# Task objective
All of the records listed below should be retyped exactly.

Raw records
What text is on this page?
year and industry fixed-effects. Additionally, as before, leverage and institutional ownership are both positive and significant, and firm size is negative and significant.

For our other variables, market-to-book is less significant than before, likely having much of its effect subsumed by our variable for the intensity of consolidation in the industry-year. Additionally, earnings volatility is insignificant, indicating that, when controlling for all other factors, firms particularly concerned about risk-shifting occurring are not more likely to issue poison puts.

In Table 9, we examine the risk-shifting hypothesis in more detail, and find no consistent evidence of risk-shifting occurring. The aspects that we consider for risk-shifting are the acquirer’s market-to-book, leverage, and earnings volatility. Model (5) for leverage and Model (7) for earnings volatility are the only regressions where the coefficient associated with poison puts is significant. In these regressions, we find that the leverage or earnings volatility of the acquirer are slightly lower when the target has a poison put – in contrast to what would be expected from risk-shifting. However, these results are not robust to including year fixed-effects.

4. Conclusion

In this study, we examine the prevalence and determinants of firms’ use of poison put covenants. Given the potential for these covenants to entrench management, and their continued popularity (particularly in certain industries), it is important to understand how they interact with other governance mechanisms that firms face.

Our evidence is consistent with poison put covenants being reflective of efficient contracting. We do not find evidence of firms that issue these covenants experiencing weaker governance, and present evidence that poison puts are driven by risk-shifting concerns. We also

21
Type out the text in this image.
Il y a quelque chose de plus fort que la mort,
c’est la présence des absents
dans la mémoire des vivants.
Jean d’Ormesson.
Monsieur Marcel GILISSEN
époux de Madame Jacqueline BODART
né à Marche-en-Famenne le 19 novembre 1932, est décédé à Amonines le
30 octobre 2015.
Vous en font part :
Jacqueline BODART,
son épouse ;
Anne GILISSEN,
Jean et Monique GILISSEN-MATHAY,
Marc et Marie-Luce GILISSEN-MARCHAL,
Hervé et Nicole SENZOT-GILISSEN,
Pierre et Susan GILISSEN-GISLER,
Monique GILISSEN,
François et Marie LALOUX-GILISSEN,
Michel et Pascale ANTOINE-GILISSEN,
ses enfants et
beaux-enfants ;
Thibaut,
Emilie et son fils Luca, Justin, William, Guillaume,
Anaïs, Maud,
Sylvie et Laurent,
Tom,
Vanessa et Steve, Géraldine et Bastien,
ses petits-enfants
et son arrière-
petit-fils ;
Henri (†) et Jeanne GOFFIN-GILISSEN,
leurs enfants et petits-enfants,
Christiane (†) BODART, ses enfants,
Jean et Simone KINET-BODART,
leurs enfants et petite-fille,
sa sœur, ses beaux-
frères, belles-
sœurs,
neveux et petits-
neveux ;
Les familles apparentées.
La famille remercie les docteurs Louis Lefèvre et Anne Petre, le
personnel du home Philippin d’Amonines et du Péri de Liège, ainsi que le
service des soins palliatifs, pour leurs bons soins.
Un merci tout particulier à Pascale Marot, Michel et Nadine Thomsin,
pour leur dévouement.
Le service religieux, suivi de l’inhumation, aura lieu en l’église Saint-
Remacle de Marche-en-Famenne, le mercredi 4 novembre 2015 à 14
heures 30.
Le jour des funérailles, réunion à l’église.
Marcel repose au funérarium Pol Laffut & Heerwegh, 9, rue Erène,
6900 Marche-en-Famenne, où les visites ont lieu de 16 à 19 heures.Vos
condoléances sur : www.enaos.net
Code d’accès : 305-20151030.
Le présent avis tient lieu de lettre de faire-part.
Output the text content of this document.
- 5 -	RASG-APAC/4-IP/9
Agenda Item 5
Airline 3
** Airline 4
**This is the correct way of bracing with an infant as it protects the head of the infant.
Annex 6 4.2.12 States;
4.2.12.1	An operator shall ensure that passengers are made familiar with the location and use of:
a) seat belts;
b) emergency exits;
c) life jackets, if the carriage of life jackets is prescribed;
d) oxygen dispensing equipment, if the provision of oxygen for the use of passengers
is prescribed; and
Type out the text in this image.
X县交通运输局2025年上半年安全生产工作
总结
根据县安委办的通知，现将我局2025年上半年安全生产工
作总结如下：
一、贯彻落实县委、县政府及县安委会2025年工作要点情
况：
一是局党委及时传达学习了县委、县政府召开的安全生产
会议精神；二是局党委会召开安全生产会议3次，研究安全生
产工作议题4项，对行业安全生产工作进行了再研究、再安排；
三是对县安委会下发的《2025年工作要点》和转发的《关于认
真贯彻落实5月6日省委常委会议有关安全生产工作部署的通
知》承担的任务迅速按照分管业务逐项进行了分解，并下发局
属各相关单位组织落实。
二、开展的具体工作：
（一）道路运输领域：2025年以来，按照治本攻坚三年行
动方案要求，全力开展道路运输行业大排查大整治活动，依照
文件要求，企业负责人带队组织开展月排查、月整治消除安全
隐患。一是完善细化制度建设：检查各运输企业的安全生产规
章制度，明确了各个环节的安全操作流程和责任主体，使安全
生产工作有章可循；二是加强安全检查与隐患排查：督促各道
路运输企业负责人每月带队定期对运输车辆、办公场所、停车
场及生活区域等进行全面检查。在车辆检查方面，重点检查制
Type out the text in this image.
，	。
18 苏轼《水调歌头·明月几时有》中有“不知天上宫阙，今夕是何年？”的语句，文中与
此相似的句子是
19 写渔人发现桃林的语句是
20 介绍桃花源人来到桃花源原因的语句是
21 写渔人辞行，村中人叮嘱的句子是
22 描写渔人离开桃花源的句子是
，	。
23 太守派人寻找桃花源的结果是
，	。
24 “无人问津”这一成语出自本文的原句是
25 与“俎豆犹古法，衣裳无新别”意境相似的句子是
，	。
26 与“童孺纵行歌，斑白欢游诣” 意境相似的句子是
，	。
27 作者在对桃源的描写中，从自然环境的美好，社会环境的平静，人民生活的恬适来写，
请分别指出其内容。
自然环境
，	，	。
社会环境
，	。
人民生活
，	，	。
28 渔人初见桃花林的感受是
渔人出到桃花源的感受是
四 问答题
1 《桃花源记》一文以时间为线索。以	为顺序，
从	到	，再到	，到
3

# Full answer
What text is on this page?
year and industry fixed-effects. Additionally, as before, leverage and institutional ownership are both positive and significant, and firm size is negative and significant.

For our other variables, market-to-book is less significant than before, likely having much of its effect subsumed by our variable for the intensity of consolidation in the industry-year. Additionally, earnings volatility is insignificant, indicating that, when controlling for all other factors, firms particularly concerned about risk-shifting occurring are not more likely to issue poison puts.

In Table 9, we examine the risk-shifting hypothesis in more detail, and find no consistent evidence of risk-shifting occurring. The aspects that we consider for risk-shifting are the acquirer’s market-to-book, leverage, and earnings volatility. Model (5) for leverage and Model (7) for earnings volatility are the only regressions where the coefficient associated with poison puts is significant. In these regressions, we find that the leverage or earnings volatility of the acquirer are slightly lower when the target has a poison put – in contrast to what would be expected from risk-shifting. However, these results are not robust to including year fixed-effects.

4. Conclusion

In this study, we examine the prevalence and determinants of firms’ use of poison put covenants. Given the potential for these covenants to entrench management, and their continued popularity (particularly in certain industries), it is important to understand how they interact with other governance mechanisms that firms face.

Our evidence is consistent with poison put covenants being reflective of efficient contracting. We do not find evidence of firms that issue these covenants experiencing weaker governance, and present evidence that poison puts are driven by risk-shifting concerns. We also

21
Type out the text in this image.
Il y a quelque chose de plus fort que la mort,
c’est la présence des absents
dans la mémoire des vivants.
Jean d’Ormesson.
Monsieur Marcel GILISSEN
époux de Madame Jacqueline BODART
né à Marche-en-Famenne le 19 novembre 1932, est décédé à Amonines le
30 octobre 2015.
Vous en font part :
Jacqueline BODART,
son épouse ;
Anne GILISSEN,
Jean et Monique GILISSEN-MATHAY,
Marc et Marie-Luce GILISSEN-MARCHAL,
Hervé et Nicole SENZOT-GILISSEN,
Pierre et Susan GILISSEN-GISLER,
Monique GILISSEN,
François et Marie LALOUX-GILISSEN,
Michel et Pascale ANTOINE-GILISSEN,
ses enfants et
beaux-enfants ;
Thibaut,
Emilie et son fils Luca, Justin, William, Guillaume,
Anaïs, Maud,
Sylvie et Laurent,
Tom,
Vanessa et Steve, Géraldine et Bastien,
ses petits-enfants
et son arrière-
petit-fils ;
Henri (†) et Jeanne GOFFIN-GILISSEN,
leurs enfants et petits-enfants,
Christiane (†) BODART, ses enfants,
Jean et Simone KINET-BODART,
leurs enfants et petite-fille,
sa sœur, ses beaux-
frères, belles-
sœurs,
neveux et petits-
neveux ;
Les familles apparentées.
La famille remercie les docteurs Louis Lefèvre et Anne Petre, le
personnel du home Philippin d’Amonines et du Péri de Liège, ainsi que le
service des soins palliatifs, pour leurs bons soins.
Un merci tout particulier à Pascale Marot, Michel et Nadine Thomsin,
pour leur dévouement.
Le service religieux, suivi de l’inhumation, aura lieu en l’église Saint-
Remacle de Marche-en-Famenne, le mercredi 4 novembre 2015 à 14
heures 30.
Le jour des funérailles, réunion à l’église.
Marcel repose au funérarium Pol Laffut & Heerwegh, 9, rue Erène,
6900 Marche-en-Famenne, où les visites ont lieu de 16 à 19 heures.Vos
condoléances sur : www.enaos.net
Code d’accès : 305-20151030.
Le présent avis tient lieu de lettre de faire-part.
Output the text content of this document.
- 5 -	RASG-APAC/4-IP/9
Agenda Item 5
Airline 3
** Airline 4
**This is the correct way of bracing with an infant as it protects the head of the infant.
Annex 6 4.2.12 States;
4.2.12.1	An operator shall ensure that passengers are made familiar with the location and use of:
a) seat belts;
b) emergency exits;
c) life jackets, if the carriage of life jackets is prescribed;
d) oxygen dispensing equipment, if the provision of oxygen for the use of passengers
is prescribed; and
Type out the text in this image.
X县交通运输局2025年上半年安全生产工作
总结
根据县安委办的通知，现将我局2025年上半年安全生产工
作总结如下：
一、贯彻落实县委、县政府及县安委会2025年工作要点情
况：
一是局党委及时传达学习了县委、县政府召开的安全生产
会议精神；二是局党委会召开安全生产会议3次，研究安全生
产工作议题4项，对行业安全生产工作进行了再研究、再安排；
三是对县安委会下发的《2025年工作要点》和转发的《关于认
真贯彻落实5月6日省委常委会议有关安全生产工作部署的通
知》承担的任务迅速按照分管业务逐项进行了分解，并下发局
属各相关单位组织落实。
二、开展的具体工作：
（一）道路运输领域：2025年以来，按照治本攻坚三年行
动方案要求，全力开展道路运输行业大排查大整治活动，依照
文件要求，企业负责人带队组织开展月排查、月整治消除安全
隐患。一是完善细化制度建设：检查各运输企业的安全生产规
章制度，明确了各个环节的安全操作流程和责任主体，使安全
生产工作有章可循；二是加强安全检查与隐患排查：督促各道
路运输企业负责人每月带队定期对运输车辆、办公场所、停车
场及生活区域等进行全面检查。在车辆检查方面，重点检查制
Type out the text in this image.
，	。
18 苏轼《水调歌头·明月几时有》中有“不知天上宫阙，今夕是何年？”的语句，文中与
此相似的句子是
19 写渔人发现桃林的语句是
20 介绍桃花源人来到桃花源原因的语句是
21 写渔人辞行，村中人叮嘱的句子是
22 描写渔人离开桃花源的句子是
，	。
23 太守派人寻找桃花源的结果是
，	。
24 “无人问津”这一成语出自本文的原句是
25 与“俎豆犹古法，衣裳无新别”意境相似的句子是
，	。
26 与“童孺纵行歌，斑白欢游诣” 意境相似的句子是
，	。
27 作者在对桃源的描写中，从自然环境的美好，社会环境的平静，人民生活的恬适来写，
请分别指出其内容。
自然环境
，	，	。
社会环境
，	。
人民生活
，	，	。
28 渔人初见桃花林的感受是
渔人出到桃花源的感受是
四 问答题
1 《桃花源记》一文以时间为线索。以	为顺序，
从	到	，再到	，到
3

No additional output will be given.